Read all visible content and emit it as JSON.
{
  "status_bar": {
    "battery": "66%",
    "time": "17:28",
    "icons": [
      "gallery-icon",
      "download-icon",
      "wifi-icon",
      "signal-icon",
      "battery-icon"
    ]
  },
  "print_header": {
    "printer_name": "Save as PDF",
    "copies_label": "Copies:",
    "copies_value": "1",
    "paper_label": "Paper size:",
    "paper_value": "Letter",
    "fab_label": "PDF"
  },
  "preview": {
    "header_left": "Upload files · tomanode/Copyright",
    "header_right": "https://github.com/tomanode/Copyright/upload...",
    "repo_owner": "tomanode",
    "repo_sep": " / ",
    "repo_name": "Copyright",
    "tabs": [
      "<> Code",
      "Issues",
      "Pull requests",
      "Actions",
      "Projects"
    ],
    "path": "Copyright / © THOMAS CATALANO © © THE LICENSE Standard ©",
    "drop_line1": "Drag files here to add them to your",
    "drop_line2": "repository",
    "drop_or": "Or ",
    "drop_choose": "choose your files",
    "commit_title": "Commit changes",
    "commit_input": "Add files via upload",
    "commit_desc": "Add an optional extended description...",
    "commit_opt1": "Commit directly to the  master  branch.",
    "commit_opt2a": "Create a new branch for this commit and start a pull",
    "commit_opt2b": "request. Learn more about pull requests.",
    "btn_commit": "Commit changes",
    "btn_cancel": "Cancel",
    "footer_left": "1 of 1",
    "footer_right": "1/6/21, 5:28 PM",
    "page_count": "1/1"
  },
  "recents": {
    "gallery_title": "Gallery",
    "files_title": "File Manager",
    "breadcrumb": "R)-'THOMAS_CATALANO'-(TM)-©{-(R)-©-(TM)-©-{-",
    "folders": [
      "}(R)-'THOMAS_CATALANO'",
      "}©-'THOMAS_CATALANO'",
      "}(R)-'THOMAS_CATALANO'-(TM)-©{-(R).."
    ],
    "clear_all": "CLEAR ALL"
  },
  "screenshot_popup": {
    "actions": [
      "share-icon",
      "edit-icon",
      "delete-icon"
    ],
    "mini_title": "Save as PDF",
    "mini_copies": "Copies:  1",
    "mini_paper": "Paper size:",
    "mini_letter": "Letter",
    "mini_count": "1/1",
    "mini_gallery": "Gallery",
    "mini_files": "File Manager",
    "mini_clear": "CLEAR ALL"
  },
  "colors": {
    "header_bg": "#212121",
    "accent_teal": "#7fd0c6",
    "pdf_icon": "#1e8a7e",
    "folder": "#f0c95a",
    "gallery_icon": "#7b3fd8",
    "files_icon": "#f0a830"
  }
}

TASK DIRECTIONS:
Copy every line above that includes the string "Letter".

EXERCISE SOLUTION:
    "paper_value": "Letter",
    "mini_letter": "Letter",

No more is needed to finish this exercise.